● WORK TO DO:
What is the number of lines containing "aflopende"? Give only that number.

● RECORDS TO USE:

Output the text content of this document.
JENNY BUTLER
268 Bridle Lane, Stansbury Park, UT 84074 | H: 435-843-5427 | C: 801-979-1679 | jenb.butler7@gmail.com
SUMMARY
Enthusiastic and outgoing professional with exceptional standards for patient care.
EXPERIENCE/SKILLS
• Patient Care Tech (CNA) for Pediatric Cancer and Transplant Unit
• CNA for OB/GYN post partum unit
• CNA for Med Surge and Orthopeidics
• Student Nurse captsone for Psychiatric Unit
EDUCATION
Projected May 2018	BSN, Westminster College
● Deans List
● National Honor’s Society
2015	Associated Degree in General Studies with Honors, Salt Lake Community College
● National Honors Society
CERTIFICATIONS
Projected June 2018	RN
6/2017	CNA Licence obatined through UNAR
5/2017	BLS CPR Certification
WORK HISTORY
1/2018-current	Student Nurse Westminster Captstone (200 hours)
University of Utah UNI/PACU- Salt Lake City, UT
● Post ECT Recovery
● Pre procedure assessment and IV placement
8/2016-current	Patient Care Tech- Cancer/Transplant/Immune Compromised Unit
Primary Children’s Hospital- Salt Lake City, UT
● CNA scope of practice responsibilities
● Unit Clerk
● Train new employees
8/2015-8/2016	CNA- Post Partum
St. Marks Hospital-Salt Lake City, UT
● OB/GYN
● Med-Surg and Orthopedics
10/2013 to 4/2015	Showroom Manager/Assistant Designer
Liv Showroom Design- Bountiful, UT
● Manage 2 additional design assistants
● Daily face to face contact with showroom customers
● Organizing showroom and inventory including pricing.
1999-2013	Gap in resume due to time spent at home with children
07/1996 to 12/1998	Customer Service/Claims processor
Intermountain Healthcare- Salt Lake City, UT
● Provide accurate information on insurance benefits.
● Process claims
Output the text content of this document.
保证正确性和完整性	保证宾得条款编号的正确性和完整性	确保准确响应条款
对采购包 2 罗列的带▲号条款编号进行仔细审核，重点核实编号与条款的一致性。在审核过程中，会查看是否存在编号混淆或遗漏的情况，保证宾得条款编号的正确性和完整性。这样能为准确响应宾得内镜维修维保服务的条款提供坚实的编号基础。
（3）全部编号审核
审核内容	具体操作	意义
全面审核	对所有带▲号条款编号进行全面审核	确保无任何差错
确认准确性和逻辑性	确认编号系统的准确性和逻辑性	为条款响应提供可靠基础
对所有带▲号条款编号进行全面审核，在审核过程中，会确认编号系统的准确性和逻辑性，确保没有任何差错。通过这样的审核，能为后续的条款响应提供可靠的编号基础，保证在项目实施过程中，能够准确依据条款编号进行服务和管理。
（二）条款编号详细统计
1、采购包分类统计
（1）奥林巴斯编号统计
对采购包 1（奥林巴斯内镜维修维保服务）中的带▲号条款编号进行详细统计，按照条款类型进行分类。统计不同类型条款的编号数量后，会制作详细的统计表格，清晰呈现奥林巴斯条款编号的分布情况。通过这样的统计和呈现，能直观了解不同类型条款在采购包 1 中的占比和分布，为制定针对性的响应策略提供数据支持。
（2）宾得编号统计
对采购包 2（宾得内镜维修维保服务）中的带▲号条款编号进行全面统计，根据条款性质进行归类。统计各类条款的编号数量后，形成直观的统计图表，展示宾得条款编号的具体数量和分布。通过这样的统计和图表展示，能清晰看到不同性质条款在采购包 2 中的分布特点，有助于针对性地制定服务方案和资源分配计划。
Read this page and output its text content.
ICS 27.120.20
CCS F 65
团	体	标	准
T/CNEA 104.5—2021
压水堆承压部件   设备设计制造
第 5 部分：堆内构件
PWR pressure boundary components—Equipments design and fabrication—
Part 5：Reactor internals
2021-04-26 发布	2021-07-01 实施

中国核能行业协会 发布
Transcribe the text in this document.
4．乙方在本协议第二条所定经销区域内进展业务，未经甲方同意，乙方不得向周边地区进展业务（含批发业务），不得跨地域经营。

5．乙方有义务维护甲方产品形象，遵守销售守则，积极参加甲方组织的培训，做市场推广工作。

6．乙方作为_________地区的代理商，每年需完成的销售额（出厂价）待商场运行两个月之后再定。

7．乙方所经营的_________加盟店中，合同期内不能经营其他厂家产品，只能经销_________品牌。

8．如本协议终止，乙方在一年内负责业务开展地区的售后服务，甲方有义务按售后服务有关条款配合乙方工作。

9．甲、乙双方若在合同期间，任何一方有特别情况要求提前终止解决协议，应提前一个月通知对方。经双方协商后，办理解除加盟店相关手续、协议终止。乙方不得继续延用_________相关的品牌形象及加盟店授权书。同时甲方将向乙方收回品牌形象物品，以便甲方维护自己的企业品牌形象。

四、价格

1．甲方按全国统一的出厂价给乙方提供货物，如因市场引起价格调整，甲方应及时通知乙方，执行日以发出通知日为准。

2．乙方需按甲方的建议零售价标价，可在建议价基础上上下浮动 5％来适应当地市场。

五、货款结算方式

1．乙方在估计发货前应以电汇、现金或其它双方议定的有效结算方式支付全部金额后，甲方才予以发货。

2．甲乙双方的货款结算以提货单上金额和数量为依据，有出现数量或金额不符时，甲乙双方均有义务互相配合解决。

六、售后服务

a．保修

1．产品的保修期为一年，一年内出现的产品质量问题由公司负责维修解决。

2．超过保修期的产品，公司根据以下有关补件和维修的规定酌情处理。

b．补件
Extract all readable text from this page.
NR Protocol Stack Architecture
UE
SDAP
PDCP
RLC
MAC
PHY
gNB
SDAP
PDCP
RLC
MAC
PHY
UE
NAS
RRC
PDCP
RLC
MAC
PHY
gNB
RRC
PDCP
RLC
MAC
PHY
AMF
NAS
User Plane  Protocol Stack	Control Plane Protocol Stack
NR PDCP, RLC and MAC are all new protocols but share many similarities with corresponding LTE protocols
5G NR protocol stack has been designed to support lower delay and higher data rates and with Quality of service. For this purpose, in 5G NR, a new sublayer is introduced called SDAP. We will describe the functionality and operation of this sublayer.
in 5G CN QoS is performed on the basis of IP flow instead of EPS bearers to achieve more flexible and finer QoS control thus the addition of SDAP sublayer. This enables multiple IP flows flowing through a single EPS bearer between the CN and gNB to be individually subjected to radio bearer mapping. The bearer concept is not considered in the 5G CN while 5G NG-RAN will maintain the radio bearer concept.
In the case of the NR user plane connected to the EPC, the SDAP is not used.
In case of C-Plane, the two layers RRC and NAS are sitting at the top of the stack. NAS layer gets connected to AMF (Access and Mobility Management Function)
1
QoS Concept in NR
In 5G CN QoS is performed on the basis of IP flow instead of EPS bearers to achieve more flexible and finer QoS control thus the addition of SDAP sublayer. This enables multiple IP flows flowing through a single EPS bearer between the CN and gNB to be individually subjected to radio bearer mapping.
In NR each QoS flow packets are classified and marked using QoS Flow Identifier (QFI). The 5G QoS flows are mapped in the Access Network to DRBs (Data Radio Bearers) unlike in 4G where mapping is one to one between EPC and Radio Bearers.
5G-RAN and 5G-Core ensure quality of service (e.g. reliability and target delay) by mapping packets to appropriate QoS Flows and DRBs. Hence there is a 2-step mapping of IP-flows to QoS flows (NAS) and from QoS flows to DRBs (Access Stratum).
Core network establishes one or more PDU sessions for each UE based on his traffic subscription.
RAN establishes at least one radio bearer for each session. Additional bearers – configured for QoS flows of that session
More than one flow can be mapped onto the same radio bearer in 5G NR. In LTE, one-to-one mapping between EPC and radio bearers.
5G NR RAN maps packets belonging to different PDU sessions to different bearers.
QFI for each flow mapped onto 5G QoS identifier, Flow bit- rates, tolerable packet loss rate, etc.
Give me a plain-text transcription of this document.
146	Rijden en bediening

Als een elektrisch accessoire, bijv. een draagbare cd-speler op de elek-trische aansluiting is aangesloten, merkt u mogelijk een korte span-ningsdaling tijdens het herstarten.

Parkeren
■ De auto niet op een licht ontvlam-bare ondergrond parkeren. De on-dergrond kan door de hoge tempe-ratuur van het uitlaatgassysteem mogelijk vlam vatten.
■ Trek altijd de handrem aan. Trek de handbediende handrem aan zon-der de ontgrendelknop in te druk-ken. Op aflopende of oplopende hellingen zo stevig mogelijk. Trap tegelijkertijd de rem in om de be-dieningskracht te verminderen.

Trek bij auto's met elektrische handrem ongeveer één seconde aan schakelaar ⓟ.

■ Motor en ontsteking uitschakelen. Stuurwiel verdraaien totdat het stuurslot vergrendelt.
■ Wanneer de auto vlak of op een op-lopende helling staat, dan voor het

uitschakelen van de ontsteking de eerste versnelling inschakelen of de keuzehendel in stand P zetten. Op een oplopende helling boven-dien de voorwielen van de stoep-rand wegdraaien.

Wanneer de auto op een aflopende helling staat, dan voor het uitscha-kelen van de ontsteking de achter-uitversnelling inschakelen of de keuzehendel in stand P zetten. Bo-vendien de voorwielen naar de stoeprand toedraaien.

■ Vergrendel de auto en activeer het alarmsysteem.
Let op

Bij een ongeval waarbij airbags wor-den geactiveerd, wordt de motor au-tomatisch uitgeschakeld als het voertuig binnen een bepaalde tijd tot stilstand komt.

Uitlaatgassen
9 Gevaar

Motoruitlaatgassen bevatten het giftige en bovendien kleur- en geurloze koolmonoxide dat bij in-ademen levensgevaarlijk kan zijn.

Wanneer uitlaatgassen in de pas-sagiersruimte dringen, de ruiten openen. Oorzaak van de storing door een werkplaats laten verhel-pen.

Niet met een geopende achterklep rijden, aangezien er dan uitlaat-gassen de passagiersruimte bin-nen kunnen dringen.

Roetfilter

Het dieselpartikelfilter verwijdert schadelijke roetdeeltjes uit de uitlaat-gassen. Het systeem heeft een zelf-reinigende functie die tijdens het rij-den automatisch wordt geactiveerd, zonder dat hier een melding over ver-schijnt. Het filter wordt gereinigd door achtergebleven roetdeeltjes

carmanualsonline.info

● THE SOLUTION:
2